- ACTION ITEM
Identify all lines below that hold "text" and collect them.

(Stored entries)
* * * * * * * * *
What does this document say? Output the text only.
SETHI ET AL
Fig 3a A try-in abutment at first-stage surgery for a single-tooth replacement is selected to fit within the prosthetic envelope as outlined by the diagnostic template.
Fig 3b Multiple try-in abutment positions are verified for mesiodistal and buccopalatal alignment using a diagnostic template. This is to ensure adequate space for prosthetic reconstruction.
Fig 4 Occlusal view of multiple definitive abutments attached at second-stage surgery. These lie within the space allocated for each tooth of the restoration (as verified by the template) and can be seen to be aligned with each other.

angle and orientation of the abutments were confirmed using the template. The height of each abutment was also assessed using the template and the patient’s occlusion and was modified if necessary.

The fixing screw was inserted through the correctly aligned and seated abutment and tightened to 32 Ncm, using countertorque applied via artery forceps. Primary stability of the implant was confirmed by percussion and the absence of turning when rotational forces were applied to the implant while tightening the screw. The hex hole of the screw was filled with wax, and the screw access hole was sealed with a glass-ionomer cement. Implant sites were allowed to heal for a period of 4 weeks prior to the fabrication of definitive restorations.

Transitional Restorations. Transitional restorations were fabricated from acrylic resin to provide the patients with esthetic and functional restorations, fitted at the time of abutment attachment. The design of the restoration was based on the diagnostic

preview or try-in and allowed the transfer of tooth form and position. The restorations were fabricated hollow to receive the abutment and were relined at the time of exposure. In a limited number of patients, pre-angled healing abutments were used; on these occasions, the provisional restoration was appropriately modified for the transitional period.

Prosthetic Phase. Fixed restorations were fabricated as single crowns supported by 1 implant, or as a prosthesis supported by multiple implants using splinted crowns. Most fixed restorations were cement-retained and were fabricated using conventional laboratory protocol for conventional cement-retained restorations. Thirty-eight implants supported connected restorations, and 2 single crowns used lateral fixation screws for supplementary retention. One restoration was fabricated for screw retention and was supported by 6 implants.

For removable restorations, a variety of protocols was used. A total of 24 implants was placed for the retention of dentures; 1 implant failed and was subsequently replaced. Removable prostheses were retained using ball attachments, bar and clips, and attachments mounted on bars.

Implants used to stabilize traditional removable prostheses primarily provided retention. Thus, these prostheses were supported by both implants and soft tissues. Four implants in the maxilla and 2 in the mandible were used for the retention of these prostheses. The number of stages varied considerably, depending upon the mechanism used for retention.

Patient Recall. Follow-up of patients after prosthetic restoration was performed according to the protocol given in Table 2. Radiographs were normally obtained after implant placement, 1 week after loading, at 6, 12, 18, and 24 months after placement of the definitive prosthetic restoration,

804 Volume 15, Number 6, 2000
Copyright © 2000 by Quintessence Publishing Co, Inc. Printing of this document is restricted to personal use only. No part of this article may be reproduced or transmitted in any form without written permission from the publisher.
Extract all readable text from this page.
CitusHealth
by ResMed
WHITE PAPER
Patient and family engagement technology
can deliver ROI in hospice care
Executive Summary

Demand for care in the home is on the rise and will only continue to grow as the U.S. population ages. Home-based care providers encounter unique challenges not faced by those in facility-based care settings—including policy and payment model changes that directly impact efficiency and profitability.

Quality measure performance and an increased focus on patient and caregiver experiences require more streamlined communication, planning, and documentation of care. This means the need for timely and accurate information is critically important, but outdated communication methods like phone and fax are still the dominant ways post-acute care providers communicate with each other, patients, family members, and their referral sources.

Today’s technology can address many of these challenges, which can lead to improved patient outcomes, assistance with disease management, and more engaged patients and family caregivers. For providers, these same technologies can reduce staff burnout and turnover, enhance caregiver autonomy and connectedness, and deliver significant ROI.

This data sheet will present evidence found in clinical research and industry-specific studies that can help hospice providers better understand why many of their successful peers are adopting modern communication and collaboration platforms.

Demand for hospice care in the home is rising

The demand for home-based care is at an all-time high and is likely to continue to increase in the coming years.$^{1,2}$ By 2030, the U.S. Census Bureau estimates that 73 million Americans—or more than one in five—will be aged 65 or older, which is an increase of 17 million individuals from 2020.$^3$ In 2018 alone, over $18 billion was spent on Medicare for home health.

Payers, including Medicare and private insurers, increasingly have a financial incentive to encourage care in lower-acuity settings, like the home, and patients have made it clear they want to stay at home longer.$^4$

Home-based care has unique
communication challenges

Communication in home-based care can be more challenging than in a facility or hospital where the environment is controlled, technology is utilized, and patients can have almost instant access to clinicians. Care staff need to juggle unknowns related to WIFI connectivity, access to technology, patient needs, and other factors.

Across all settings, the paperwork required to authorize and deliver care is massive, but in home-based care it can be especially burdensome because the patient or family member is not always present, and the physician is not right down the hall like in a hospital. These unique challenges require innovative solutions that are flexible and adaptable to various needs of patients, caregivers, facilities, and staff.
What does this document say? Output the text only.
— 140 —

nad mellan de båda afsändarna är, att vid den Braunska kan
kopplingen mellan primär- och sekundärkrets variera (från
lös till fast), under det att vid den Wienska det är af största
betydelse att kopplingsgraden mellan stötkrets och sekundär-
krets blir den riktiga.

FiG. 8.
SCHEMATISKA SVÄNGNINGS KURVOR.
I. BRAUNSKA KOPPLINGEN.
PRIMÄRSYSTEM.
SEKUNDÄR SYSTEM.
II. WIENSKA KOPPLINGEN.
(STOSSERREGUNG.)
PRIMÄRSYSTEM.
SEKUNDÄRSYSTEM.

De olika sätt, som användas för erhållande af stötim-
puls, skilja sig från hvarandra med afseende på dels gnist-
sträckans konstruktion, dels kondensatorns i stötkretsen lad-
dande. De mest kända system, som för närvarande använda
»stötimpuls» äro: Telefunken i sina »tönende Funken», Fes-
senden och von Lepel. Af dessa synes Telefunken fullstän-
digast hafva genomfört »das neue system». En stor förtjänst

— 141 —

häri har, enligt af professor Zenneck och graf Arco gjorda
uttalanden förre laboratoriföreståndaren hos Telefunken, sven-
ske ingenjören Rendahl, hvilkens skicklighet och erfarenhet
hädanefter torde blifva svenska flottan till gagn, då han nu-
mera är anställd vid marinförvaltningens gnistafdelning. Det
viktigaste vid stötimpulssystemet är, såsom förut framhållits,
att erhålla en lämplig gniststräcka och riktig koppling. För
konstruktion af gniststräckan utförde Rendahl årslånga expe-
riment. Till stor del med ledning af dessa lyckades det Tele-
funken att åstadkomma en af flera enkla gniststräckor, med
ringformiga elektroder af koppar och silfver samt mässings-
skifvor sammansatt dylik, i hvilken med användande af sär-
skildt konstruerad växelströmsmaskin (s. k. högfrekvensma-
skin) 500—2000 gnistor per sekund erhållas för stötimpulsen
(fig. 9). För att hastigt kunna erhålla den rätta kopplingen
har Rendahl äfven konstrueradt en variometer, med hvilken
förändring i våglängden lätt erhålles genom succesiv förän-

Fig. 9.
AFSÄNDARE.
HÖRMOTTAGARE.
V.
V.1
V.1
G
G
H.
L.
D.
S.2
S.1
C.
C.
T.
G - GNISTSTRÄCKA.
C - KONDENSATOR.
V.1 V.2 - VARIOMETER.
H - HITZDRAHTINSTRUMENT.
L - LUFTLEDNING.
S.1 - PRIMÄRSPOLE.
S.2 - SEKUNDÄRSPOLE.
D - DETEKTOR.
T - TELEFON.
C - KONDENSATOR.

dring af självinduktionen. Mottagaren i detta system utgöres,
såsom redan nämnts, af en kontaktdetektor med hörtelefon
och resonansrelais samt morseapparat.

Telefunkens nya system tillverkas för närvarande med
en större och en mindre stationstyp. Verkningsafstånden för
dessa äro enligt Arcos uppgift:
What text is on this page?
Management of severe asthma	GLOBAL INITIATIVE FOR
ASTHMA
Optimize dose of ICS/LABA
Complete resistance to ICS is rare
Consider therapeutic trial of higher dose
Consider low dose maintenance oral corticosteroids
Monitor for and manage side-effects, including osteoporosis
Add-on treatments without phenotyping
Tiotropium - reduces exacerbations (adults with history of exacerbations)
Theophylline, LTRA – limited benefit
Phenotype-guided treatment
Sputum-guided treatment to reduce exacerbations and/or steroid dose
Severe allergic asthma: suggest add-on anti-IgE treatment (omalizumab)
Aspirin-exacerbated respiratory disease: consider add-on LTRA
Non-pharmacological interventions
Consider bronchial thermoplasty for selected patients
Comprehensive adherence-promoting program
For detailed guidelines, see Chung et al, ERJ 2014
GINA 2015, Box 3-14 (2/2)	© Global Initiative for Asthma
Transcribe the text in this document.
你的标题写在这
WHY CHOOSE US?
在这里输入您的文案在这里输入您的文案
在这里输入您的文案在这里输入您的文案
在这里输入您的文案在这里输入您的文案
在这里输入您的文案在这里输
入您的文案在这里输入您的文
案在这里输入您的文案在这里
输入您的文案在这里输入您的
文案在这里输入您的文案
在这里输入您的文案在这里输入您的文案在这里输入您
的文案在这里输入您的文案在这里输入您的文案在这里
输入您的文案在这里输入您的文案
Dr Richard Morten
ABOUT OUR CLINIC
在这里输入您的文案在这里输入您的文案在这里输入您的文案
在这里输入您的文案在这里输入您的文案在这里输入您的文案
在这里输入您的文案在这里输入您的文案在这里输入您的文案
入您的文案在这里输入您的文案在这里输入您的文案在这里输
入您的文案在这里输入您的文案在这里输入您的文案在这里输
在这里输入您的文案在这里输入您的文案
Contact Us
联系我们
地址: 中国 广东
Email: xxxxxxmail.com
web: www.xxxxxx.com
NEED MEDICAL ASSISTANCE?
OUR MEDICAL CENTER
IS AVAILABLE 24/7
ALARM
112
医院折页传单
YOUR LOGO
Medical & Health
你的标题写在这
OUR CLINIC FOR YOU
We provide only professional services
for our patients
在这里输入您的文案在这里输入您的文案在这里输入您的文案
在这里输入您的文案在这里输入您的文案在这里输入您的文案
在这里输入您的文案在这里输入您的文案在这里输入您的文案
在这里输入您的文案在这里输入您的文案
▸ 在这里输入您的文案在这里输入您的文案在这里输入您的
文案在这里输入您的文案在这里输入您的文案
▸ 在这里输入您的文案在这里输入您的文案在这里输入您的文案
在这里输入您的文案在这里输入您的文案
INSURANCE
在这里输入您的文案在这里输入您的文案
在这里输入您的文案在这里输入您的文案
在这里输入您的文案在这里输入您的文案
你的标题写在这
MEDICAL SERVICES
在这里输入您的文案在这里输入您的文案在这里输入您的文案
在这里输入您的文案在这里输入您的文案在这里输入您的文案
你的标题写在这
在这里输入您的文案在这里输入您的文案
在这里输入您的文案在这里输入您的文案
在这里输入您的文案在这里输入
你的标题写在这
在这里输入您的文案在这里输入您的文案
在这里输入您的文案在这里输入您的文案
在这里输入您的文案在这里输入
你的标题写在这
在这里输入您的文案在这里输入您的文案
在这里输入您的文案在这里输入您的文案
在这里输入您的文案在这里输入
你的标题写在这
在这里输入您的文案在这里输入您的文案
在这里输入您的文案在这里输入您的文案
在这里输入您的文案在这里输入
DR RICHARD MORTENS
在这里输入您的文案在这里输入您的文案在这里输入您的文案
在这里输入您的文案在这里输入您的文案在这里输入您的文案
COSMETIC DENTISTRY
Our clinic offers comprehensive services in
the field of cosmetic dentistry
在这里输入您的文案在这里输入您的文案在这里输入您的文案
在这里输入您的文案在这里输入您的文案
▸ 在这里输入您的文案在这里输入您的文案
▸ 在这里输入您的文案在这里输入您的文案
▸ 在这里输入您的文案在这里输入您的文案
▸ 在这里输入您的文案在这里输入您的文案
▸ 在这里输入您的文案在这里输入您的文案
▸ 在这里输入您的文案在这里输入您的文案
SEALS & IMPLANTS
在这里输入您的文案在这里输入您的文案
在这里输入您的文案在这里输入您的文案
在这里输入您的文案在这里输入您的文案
* * * * * * * * *
- OUTPUT OF THE EXERCISE
What does this document say? Output the text only.
Extract all readable text from this page.
What does this document say? Output the text only.
What text is on this page?
Transcribe the text in this document.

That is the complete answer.